━━ Source records ━━

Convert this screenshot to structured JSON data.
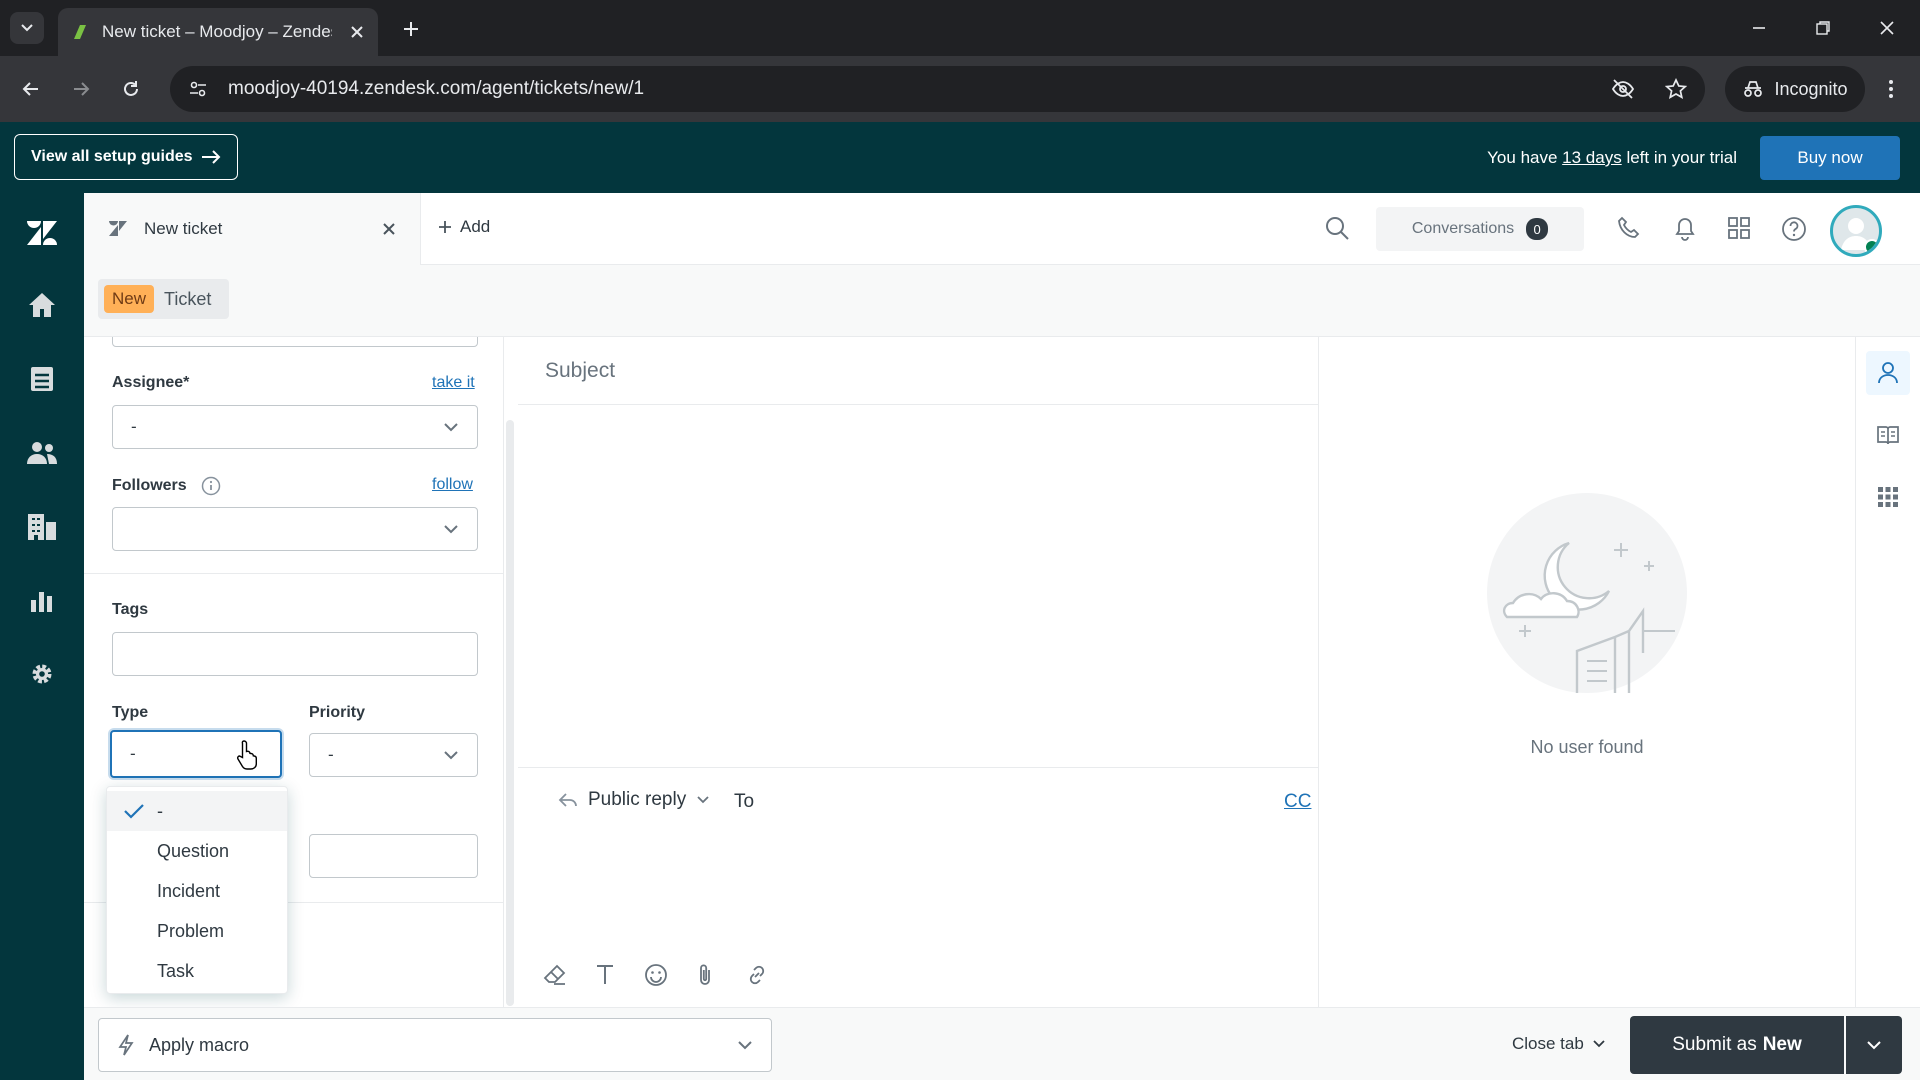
{
  "browser": {
    "tab_title": "New ticket – Moodjoy – Zendesk",
    "url": "moodjoy-40194.zendesk.com/agent/tickets/new/1",
    "incognito_label": "Incognito"
  },
  "banner": {
    "setup_label": "View all setup guides",
    "trial_prefix": "You have",
    "trial_days": "13 days",
    "trial_suffix": "left in your trial",
    "buy_label": "Buy now"
  },
  "header": {
    "tab_label": "New ticket",
    "add_label": "Add",
    "conversations_label": "Conversations",
    "conversations_count": "0"
  },
  "breadcrumb": {
    "status": "New",
    "label": "Ticket"
  },
  "props": {
    "assignee_label": "Assignee*",
    "assignee_action": "take it",
    "assignee_value": "-",
    "followers_label": "Followers",
    "followers_action": "follow",
    "followers_value": "",
    "tags_label": "Tags",
    "type_label": "Type",
    "type_value": "-",
    "priority_label": "Priority",
    "priority_value": "-"
  },
  "type_options": [
    "-",
    "Question",
    "Incident",
    "Problem",
    "Task"
  ],
  "editor": {
    "subject_placeholder": "Subject",
    "reply_mode": "Public reply",
    "to_label": "To",
    "cc_label": "CC"
  },
  "user_panel": {
    "empty_text": "No user found"
  },
  "footer": {
    "macro_label": "Apply macro",
    "close_tab_label": "Close tab",
    "submit_prefix": "Submit as",
    "submit_status": "New"
  },
  "colors": {
    "banner_bg": "#03363d",
    "nav_bg": "#03363d",
    "primary_blue": "#1f73b7",
    "new_badge": "#ffb057",
    "submit_bg": "#2f3941"
  }
}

━━━

Required work: Using the material above, set down every line exactly, but skip the pictures.

Output of the exercise:
Convert this screenshot to structured JSON data.
{
  "browser": {
    "tab_title": "New ticket – Moodjoy – Zendesk",
    "url": "moodjoy-40194.zendesk.com/agent/tickets/new/1",
    "incognito_label": "Incognito"
  },
  "banner": {
    "setup_label": "View all setup guides",
    "trial_prefix": "You have",
    "trial_days": "13 days",
    "trial_suffix": "left in your trial",
    "buy_label": "Buy now"
  },
  "header": {
    "tab_label": "New ticket",
    "add_label": "Add",
    "conversations_label": "Conversations",
    "conversations_count": "0"
  },
  "breadcrumb": {
    "status": "New",
    "label": "Ticket"
  },
  "props": {
    "assignee_label": "Assignee*",
    "assignee_action": "take it",
    "assignee_value": "-",
    "followers_label": "Followers",
    "followers_action": "follow",
    "followers_value": "",
    "tags_label": "Tags",
    "type_label": "Type",
    "type_value": "-",
    "priority_label": "Priority",
    "priority_value": "-"
  },
  "type_options": [
    "-",
    "Question",
    "Incident",
    "Problem",
    "Task"
  ],
  "editor": {
    "subject_placeholder": "Subject",
    "reply_mode": "Public reply",
    "to_label": "To",
    "cc_label": "CC"
  },
  "user_panel": {
    "empty_text": "No user found"
  },
  "footer": {
    "macro_label": "Apply macro",
    "close_tab_label": "Close tab",
    "submit_prefix": "Submit as",
    "submit_status": "New"
  },
  "colors": {
    "banner_bg": "#03363d",
    "nav_bg": "#03363d",
    "primary_blue": "#1f73b7",
    "new_badge": "#ffb057",
    "submit_bg": "#2f3941"
  }
}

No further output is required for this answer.